__EXERCISE BRIEF__
Where does the string "Manual" appear? Copy every line of the entries below that holds it.

-- Begin --

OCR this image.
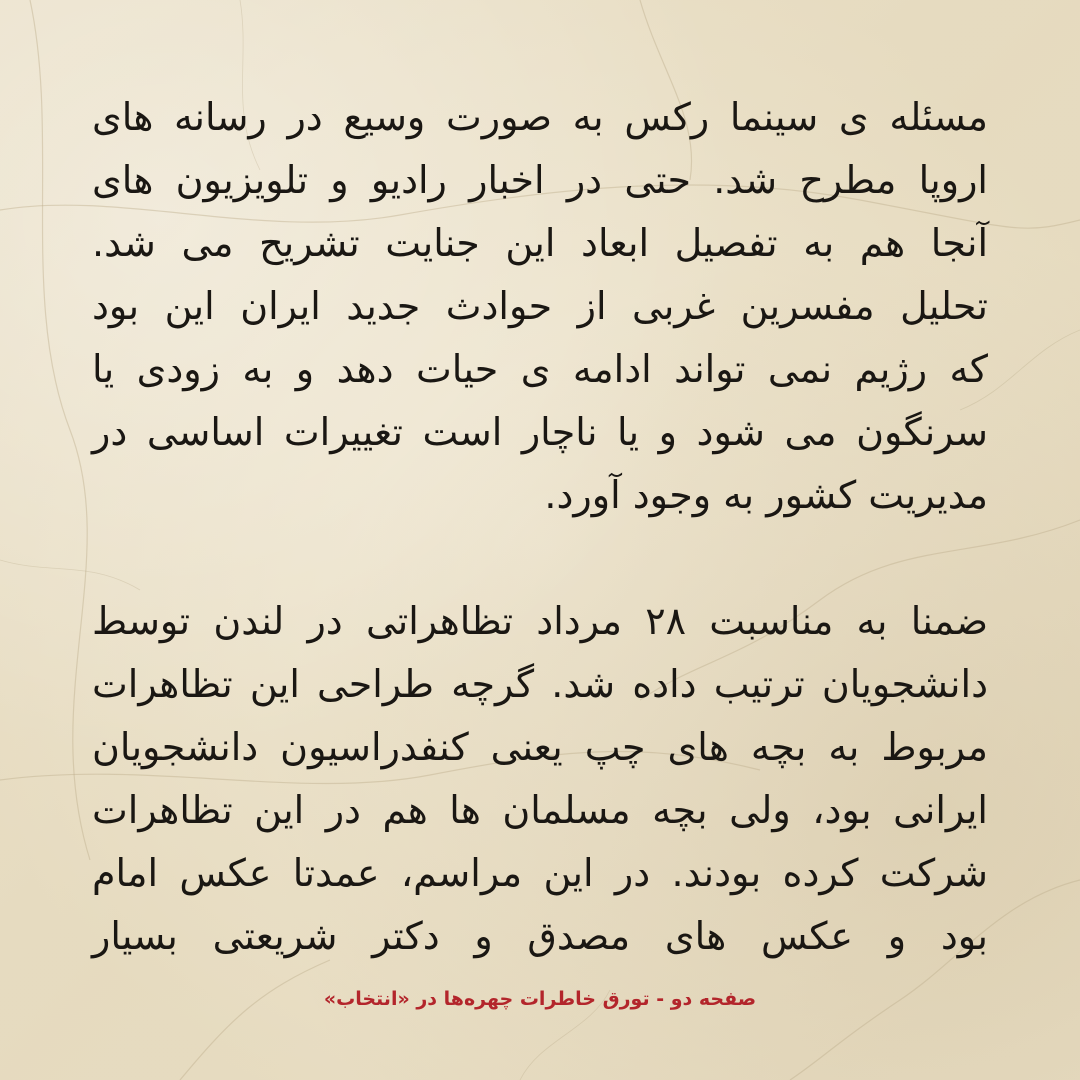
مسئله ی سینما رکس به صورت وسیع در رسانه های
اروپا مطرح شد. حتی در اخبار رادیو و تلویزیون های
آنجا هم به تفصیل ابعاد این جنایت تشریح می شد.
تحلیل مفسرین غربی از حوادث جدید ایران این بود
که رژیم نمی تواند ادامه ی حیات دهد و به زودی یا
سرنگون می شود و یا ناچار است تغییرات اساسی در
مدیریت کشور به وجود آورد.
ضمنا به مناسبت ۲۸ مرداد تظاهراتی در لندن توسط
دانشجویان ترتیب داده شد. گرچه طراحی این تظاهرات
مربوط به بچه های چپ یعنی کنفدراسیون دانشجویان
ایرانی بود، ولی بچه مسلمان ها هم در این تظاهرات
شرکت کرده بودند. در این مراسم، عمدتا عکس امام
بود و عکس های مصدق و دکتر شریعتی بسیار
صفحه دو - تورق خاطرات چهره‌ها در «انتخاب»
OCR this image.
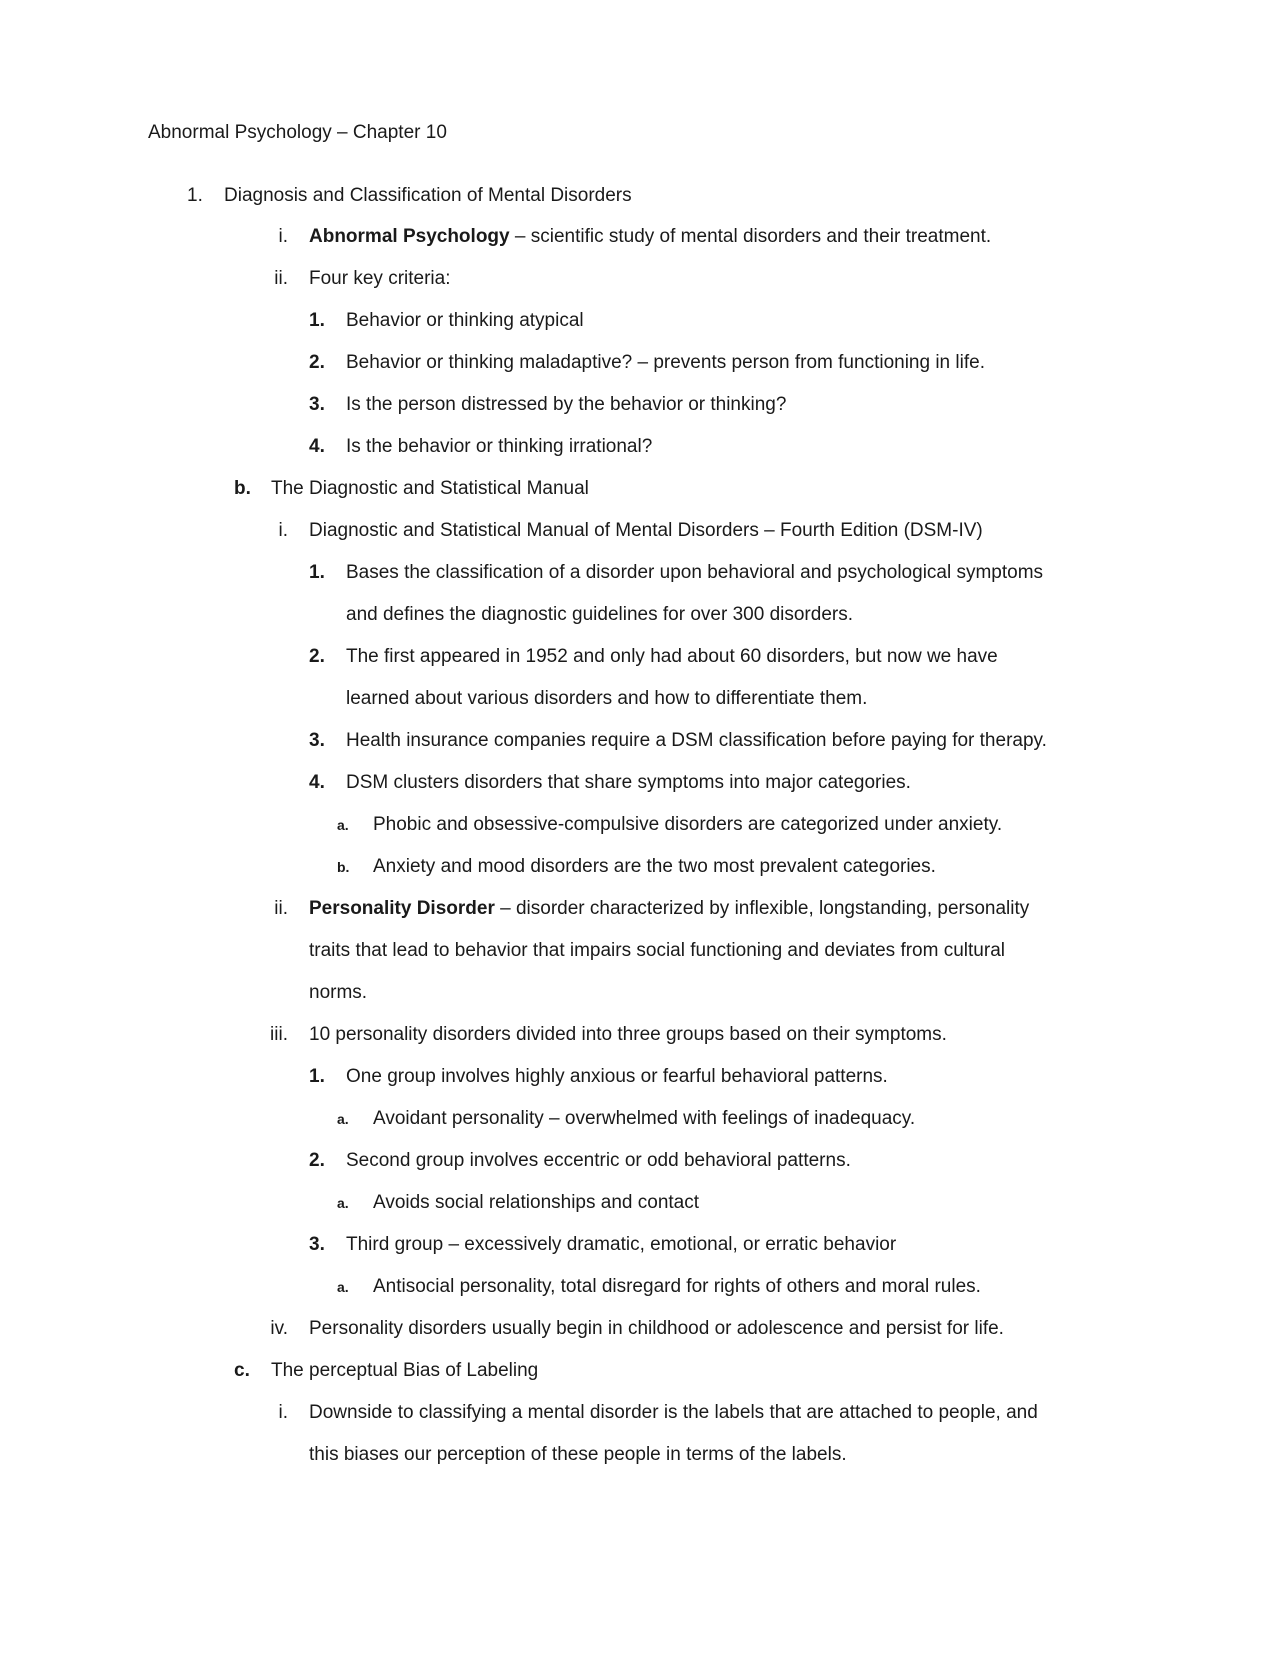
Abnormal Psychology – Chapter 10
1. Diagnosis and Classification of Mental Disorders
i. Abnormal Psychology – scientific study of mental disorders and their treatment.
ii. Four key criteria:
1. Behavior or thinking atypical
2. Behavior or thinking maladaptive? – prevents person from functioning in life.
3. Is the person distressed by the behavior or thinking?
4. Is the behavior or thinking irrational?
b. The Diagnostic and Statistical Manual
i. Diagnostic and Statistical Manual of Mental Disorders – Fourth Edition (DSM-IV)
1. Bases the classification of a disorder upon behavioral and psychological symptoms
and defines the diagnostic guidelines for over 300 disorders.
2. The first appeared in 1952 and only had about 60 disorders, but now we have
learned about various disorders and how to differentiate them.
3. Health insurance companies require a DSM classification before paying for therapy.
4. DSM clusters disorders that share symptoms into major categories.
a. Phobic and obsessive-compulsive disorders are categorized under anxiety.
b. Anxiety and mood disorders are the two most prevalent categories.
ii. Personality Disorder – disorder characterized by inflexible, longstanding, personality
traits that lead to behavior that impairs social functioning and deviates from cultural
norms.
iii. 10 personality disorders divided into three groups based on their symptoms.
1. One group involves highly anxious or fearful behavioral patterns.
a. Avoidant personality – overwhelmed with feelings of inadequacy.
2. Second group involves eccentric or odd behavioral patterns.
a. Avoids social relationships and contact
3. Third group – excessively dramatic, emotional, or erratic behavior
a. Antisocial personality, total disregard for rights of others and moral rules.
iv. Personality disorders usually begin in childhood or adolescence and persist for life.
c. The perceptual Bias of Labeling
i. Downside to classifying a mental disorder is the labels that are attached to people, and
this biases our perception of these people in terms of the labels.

-- End --

__THE RESPONSE__
b. The Diagnostic and Statistical Manual
i. Diagnostic and Statistical Manual of Mental Disorders – Fourth Edition (DSM-IV)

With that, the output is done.